:: PROBLEM DESCRIPTION ::
Gather all lines in the entries below that include the word "JSON".

:: Entries with figure data ::

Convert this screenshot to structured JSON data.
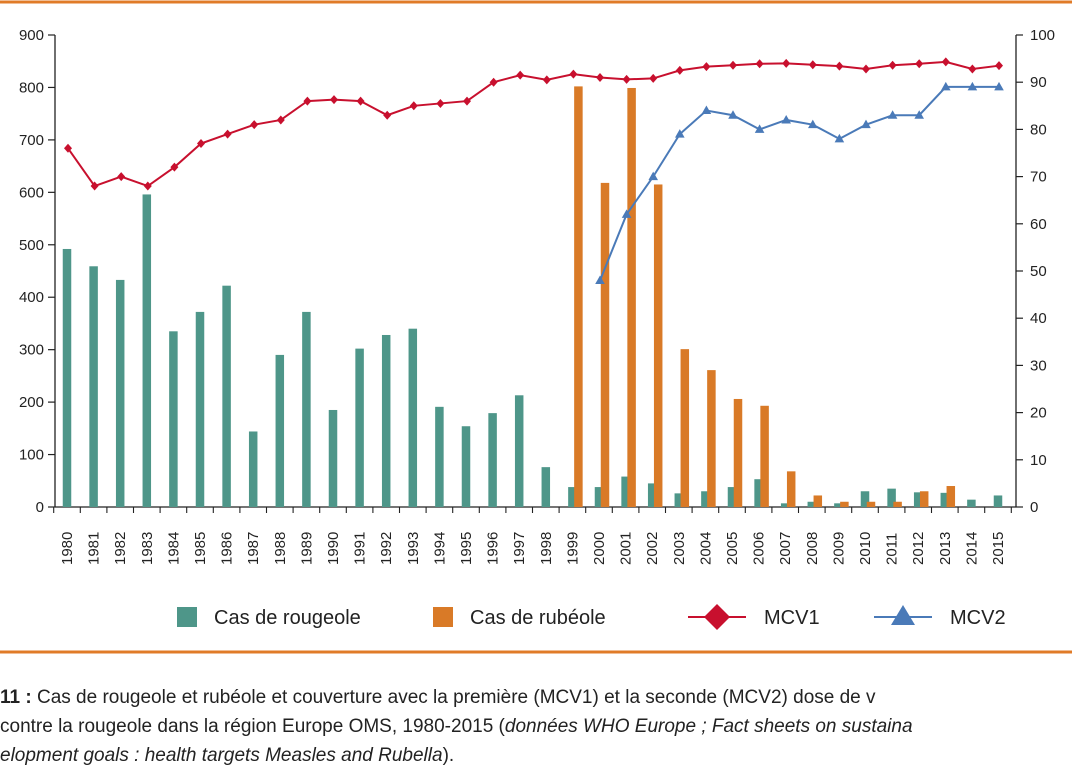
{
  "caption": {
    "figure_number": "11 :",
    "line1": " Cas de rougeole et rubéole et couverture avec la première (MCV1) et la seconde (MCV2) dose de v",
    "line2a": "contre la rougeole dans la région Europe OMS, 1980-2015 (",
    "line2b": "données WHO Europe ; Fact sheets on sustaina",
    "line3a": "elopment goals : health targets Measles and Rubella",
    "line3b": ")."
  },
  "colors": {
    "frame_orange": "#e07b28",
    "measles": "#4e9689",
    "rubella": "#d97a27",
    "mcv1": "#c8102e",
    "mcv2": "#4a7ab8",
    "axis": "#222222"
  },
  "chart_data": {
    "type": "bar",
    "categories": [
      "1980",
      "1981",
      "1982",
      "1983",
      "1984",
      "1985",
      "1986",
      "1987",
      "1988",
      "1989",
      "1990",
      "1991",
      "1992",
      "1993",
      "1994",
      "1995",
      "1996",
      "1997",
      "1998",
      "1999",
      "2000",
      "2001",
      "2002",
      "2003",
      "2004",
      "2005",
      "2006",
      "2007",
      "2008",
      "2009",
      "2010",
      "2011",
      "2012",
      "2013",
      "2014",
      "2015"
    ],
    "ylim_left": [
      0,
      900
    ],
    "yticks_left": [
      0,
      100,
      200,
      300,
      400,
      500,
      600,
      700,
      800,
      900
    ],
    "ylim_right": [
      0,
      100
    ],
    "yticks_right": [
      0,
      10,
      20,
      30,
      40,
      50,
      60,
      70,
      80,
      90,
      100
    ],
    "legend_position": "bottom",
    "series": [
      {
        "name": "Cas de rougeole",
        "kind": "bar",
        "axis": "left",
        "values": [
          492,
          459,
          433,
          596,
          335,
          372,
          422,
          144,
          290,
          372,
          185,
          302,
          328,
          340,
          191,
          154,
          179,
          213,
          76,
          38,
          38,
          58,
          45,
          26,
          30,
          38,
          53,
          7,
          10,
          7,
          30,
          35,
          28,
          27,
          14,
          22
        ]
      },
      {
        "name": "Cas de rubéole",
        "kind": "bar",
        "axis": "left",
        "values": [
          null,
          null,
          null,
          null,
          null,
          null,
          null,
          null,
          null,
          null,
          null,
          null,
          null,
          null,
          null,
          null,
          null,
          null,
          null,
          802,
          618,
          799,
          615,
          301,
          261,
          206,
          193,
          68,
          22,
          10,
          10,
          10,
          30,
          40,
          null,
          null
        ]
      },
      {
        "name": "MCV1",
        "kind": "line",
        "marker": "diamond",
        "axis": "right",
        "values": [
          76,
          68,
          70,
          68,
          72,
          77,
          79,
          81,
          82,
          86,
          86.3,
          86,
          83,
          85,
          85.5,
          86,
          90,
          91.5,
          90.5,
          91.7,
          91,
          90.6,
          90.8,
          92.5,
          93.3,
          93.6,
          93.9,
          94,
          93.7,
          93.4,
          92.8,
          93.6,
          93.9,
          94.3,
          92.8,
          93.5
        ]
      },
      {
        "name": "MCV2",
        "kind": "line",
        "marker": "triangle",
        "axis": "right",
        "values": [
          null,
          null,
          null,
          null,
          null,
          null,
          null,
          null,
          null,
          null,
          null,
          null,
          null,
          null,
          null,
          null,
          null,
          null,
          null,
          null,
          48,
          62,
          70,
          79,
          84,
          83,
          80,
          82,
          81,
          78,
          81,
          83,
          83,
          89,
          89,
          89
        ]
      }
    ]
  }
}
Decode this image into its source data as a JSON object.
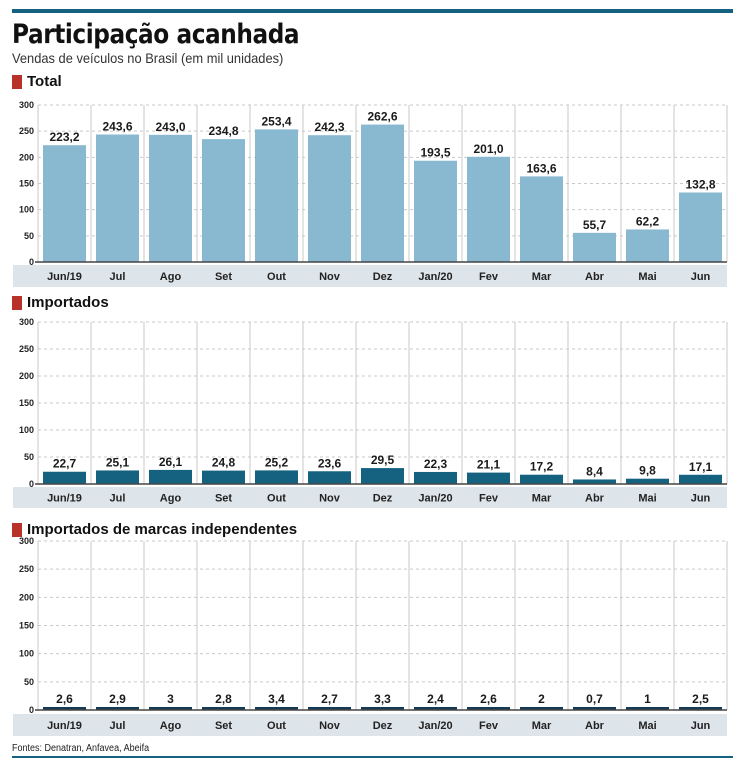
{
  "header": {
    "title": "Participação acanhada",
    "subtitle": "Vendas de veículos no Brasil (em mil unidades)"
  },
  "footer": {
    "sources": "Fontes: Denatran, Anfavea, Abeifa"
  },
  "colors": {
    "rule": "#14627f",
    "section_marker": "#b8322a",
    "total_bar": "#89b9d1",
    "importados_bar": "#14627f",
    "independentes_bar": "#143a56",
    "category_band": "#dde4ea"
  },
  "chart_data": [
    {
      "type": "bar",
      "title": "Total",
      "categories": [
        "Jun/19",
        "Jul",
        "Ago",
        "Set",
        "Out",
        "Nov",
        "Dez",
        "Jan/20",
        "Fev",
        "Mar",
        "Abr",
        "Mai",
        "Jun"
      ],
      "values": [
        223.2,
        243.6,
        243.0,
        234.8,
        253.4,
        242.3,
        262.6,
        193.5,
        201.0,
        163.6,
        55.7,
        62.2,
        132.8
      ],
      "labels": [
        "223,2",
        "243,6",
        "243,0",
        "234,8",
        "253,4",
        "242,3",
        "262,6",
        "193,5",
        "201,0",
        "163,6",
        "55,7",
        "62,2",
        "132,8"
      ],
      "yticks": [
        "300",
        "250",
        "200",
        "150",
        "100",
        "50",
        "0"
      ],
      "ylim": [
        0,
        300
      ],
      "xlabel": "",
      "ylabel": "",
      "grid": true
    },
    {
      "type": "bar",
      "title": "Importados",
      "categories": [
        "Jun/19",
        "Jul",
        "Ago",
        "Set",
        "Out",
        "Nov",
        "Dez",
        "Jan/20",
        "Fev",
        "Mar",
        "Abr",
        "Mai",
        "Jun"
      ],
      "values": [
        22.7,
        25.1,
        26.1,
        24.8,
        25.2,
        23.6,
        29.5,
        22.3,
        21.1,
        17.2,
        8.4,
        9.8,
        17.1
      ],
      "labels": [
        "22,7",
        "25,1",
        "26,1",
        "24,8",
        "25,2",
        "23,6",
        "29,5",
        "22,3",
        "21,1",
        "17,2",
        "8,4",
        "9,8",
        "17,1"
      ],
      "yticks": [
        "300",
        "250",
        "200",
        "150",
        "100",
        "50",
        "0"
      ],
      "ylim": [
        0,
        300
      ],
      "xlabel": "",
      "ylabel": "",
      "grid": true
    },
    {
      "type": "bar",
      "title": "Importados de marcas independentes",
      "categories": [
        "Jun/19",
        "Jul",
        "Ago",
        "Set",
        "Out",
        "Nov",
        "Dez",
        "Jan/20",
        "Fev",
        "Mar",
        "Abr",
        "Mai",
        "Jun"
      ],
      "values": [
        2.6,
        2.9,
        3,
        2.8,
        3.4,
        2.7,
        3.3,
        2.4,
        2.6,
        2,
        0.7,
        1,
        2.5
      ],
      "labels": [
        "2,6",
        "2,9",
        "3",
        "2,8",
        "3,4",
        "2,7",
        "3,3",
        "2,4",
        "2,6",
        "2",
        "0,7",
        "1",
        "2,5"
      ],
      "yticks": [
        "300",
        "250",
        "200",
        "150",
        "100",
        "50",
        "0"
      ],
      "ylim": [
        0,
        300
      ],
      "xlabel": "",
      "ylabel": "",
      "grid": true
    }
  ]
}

:: PROBLEM SOLUTION ::
Convert this screenshot to structured JSON data.
Decode this image into its source data as a JSON object.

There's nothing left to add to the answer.